>>>>
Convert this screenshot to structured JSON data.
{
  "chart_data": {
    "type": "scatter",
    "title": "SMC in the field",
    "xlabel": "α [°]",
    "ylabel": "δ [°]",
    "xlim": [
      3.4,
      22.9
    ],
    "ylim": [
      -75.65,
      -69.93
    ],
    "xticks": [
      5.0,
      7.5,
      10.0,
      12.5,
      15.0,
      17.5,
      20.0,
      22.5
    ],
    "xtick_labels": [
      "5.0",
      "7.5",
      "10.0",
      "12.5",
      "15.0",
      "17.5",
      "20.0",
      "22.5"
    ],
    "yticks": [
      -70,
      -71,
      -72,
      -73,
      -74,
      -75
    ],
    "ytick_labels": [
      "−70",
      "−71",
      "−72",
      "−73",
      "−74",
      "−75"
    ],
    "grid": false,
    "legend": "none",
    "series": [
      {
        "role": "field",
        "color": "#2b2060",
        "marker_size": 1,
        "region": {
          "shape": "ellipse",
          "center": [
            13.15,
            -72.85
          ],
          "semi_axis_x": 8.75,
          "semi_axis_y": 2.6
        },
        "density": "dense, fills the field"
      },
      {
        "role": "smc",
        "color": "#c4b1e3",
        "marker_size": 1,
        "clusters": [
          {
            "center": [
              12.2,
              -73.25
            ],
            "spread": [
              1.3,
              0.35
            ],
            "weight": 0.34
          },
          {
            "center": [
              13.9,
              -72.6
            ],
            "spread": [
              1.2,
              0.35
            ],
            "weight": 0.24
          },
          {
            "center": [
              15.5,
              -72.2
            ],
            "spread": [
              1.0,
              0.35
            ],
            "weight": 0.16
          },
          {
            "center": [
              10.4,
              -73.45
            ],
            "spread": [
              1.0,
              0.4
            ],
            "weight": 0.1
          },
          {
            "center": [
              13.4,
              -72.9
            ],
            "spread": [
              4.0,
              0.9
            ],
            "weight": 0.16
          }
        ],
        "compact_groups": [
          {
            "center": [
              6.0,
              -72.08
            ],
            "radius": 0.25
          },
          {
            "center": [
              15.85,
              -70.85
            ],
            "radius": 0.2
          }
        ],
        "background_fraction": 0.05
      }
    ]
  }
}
<<<<
Set every line of the listing down word for word.

Convert this screenshot to structured JSON data.
{
  "chart_data": {
    "type": "scatter",
    "title": "SMC in the field",
    "xlabel": "α [°]",
    "ylabel": "δ [°]",
    "xlim": [
      3.4,
      22.9
    ],
    "ylim": [
      -75.65,
      -69.93
    ],
    "xticks": [
      5.0,
      7.5,
      10.0,
      12.5,
      15.0,
      17.5,
      20.0,
      22.5
    ],
    "xtick_labels": [
      "5.0",
      "7.5",
      "10.0",
      "12.5",
      "15.0",
      "17.5",
      "20.0",
      "22.5"
    ],
    "yticks": [
      -70,
      -71,
      -72,
      -73,
      -74,
      -75
    ],
    "ytick_labels": [
      "−70",
      "−71",
      "−72",
      "−73",
      "−74",
      "−75"
    ],
    "grid": false,
    "legend": "none",
    "series": [
      {
        "role": "field",
        "color": "#2b2060",
        "marker_size": 1,
        "region": {
          "shape": "ellipse",
          "center": [
            13.15,
            -72.85
          ],
          "semi_axis_x": 8.75,
          "semi_axis_y": 2.6
        },
        "density": "dense, fills the field"
      },
      {
        "role": "smc",
        "color": "#c4b1e3",
        "marker_size": 1,
        "clusters": [
          {
            "center": [
              12.2,
              -73.25
            ],
            "spread": [
              1.3,
              0.35
            ],
            "weight": 0.34
          },
          {
            "center": [
              13.9,
              -72.6
            ],
            "spread": [
              1.2,
              0.35
            ],
            "weight": 0.24
          },
          {
            "center": [
              15.5,
              -72.2
            ],
            "spread": [
              1.0,
              0.35
            ],
            "weight": 0.16
          },
          {
            "center": [
              10.4,
              -73.45
            ],
            "spread": [
              1.0,
              0.4
            ],
            "weight": 0.1
          },
          {
            "center": [
              13.4,
              -72.9
            ],
            "spread": [
              4.0,
              0.9
            ],
            "weight": 0.16
          }
        ],
        "compact_groups": [
          {
            "center": [
              6.0,
              -72.08
            ],
            "radius": 0.25
          },
          {
            "center": [
              15.85,
              -70.85
            ],
            "radius": 0.2
          }
        ],
        "background_fraction": 0.05
      }
    ]
  }
}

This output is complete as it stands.